- Exercise objective
Return all the data, word for word.

- Extracted data
## start

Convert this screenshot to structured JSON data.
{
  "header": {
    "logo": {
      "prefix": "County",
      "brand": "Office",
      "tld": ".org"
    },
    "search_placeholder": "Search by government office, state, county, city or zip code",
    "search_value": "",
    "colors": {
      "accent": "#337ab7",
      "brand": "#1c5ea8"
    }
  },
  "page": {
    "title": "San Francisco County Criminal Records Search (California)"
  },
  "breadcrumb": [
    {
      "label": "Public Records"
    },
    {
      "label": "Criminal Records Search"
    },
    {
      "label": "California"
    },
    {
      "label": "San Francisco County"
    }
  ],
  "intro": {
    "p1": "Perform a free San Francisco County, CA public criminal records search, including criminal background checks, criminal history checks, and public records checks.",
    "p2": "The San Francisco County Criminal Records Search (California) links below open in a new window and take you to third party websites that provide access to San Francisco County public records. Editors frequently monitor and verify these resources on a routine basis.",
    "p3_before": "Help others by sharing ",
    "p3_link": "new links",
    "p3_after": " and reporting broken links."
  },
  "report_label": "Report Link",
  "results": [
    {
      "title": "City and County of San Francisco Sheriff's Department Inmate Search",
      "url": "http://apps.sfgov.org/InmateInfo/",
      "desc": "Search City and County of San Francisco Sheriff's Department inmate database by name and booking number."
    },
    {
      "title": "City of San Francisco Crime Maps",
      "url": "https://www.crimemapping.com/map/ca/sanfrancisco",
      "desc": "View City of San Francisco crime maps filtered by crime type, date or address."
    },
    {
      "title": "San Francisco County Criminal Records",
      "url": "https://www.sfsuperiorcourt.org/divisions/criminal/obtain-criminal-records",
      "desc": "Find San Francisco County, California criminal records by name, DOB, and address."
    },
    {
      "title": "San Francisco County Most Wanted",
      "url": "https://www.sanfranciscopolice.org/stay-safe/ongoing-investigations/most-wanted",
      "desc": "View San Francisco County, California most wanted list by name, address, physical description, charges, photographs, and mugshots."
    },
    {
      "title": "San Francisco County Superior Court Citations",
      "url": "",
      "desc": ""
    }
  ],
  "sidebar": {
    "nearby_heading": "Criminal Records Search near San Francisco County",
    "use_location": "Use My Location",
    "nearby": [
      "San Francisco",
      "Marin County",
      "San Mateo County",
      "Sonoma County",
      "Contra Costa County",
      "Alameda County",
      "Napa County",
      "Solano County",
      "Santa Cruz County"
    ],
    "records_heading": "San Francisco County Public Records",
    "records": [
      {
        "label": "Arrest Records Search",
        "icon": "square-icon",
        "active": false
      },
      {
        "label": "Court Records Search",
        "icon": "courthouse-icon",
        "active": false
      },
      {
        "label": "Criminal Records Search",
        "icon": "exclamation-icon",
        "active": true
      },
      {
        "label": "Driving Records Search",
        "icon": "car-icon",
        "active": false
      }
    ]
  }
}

## end

- Completed task
Convert this screenshot to structured JSON data.
{
  "header": {
    "logo": {
      "prefix": "County",
      "brand": "Office",
      "tld": ".org"
    },
    "search_placeholder": "Search by government office, state, county, city or zip code",
    "search_value": "",
    "colors": {
      "accent": "#337ab7",
      "brand": "#1c5ea8"
    }
  },
  "page": {
    "title": "San Francisco County Criminal Records Search (California)"
  },
  "breadcrumb": [
    {
      "label": "Public Records"
    },
    {
      "label": "Criminal Records Search"
    },
    {
      "label": "California"
    },
    {
      "label": "San Francisco County"
    }
  ],
  "intro": {
    "p1": "Perform a free San Francisco County, CA public criminal records search, including criminal background checks, criminal history checks, and public records checks.",
    "p2": "The San Francisco County Criminal Records Search (California) links below open in a new window and take you to third party websites that provide access to San Francisco County public records. Editors frequently monitor and verify these resources on a routine basis.",
    "p3_before": "Help others by sharing ",
    "p3_link": "new links",
    "p3_after": " and reporting broken links."
  },
  "report_label": "Report Link",
  "results": [
    {
      "title": "City and County of San Francisco Sheriff's Department Inmate Search",
      "url": "http://apps.sfgov.org/InmateInfo/",
      "desc": "Search City and County of San Francisco Sheriff's Department inmate database by name and booking number."
    },
    {
      "title": "City of San Francisco Crime Maps",
      "url": "https://www.crimemapping.com/map/ca/sanfrancisco",
      "desc": "View City of San Francisco crime maps filtered by crime type, date or address."
    },
    {
      "title": "San Francisco County Criminal Records",
      "url": "https://www.sfsuperiorcourt.org/divisions/criminal/obtain-criminal-records",
      "desc": "Find San Francisco County, California criminal records by name, DOB, and address."
    },
    {
      "title": "San Francisco County Most Wanted",
      "url": "https://www.sanfranciscopolice.org/stay-safe/ongoing-investigations/most-wanted",
      "desc": "View San Francisco County, California most wanted list by name, address, physical description, charges, photographs, and mugshots."
    },
    {
      "title": "San Francisco County Superior Court Citations",
      "url": "",
      "desc": ""
    }
  ],
  "sidebar": {
    "nearby_heading": "Criminal Records Search near San Francisco County",
    "use_location": "Use My Location",
    "nearby": [
      "San Francisco",
      "Marin County",
      "San Mateo County",
      "Sonoma County",
      "Contra Costa County",
      "Alameda County",
      "Napa County",
      "Solano County",
      "Santa Cruz County"
    ],
    "records_heading": "San Francisco County Public Records",
    "records": [
      {
        "label": "Arrest Records Search",
        "icon": "square-icon",
        "active": false
      },
      {
        "label": "Court Records Search",
        "icon": "courthouse-icon",
        "active": false
      },
      {
        "label": "Criminal Records Search",
        "icon": "exclamation-icon",
        "active": true
      },
      {
        "label": "Driving Records Search",
        "icon": "car-icon",
        "active": false
      }
    ]
  }
}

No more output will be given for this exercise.